+++ The records +++

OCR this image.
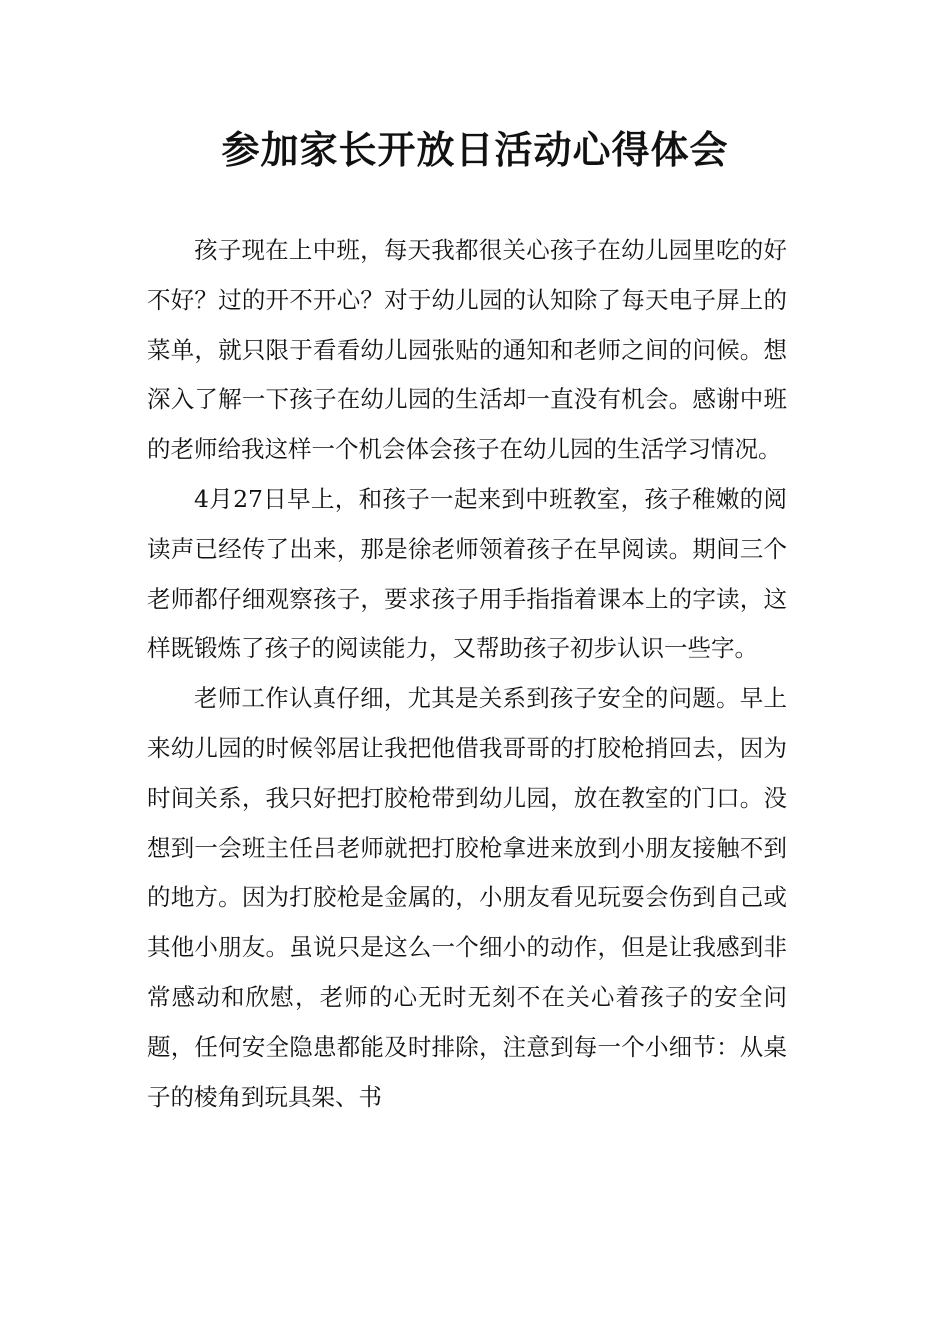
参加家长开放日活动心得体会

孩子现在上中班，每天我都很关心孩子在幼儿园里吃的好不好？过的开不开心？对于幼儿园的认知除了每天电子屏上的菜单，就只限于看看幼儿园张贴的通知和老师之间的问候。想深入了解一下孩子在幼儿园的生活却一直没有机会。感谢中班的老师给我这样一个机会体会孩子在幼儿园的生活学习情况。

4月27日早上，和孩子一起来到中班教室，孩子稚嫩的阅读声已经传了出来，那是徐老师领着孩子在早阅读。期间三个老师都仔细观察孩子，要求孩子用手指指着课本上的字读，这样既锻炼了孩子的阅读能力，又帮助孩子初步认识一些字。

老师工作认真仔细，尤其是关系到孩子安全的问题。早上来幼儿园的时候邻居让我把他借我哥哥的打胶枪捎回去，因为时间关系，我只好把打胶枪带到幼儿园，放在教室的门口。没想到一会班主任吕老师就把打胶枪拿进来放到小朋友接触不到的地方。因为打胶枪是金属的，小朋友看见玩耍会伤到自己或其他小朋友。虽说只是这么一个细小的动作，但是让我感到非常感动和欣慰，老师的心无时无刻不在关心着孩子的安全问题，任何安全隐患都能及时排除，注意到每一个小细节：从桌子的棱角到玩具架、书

+++

» **The request**:
With the pictures left out, transcribe the material exactly.

» **Answer to the exercise**:
OCR this image.
参加家长开放日活动心得体会

孩子现在上中班，每天我都很关心孩子在幼儿园里吃的好不好？过的开不开心？对于幼儿园的认知除了每天电子屏上的菜单，就只限于看看幼儿园张贴的通知和老师之间的问候。想深入了解一下孩子在幼儿园的生活却一直没有机会。感谢中班的老师给我这样一个机会体会孩子在幼儿园的生活学习情况。

4月27日早上，和孩子一起来到中班教室，孩子稚嫩的阅读声已经传了出来，那是徐老师领着孩子在早阅读。期间三个老师都仔细观察孩子，要求孩子用手指指着课本上的字读，这样既锻炼了孩子的阅读能力，又帮助孩子初步认识一些字。

老师工作认真仔细，尤其是关系到孩子安全的问题。早上来幼儿园的时候邻居让我把他借我哥哥的打胶枪捎回去，因为时间关系，我只好把打胶枪带到幼儿园，放在教室的门口。没想到一会班主任吕老师就把打胶枪拿进来放到小朋友接触不到的地方。因为打胶枪是金属的，小朋友看见玩耍会伤到自己或其他小朋友。虽说只是这么一个细小的动作，但是让我感到非常感动和欣慰，老师的心无时无刻不在关心着孩子的安全问题，任何安全隐患都能及时排除，注意到每一个小细节：从桌子的棱角到玩具架、书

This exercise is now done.